* **Exercise directions**: Using the records provided below, locate and copy each line that contains the word "Белорусская".

* **Material provided**:
==================================================

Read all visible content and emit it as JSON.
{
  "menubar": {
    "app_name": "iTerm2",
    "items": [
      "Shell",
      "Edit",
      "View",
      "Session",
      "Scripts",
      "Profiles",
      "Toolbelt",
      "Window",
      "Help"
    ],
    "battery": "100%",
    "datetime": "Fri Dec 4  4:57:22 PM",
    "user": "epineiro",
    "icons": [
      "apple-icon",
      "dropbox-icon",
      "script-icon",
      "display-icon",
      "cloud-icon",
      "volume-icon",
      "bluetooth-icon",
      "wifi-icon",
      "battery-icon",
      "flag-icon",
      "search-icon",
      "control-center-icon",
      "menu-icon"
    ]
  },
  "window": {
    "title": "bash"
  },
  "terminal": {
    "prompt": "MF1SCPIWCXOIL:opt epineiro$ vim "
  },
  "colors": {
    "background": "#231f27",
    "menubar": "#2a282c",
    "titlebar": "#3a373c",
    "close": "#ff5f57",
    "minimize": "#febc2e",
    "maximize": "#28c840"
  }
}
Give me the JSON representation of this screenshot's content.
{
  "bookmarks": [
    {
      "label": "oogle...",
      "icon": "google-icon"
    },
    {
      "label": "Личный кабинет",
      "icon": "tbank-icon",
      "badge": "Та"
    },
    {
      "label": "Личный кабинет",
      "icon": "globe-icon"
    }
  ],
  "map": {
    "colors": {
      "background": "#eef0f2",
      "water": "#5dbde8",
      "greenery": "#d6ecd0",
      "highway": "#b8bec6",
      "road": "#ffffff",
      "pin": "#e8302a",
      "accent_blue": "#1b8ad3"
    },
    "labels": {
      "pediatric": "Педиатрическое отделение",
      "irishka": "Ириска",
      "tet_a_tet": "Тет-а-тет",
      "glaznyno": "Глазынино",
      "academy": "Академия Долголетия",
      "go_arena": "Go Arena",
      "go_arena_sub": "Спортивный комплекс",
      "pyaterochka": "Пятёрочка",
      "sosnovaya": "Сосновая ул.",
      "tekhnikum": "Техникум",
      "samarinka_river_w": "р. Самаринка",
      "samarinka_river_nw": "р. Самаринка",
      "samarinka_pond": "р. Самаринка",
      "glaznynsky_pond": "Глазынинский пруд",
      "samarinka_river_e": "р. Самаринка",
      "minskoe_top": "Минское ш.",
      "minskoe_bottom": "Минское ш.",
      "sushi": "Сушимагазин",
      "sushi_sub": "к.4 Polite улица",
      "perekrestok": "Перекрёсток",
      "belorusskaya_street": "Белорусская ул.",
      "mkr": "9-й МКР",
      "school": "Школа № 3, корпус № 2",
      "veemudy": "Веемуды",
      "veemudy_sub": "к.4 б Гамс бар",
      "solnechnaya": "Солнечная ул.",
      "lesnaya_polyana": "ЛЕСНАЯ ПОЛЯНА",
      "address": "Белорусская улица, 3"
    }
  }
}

==================================================

* **Full answer**:
      "belorusskaya_street": "Белорусская ул.",
      "address": "Белорусская улица, 3"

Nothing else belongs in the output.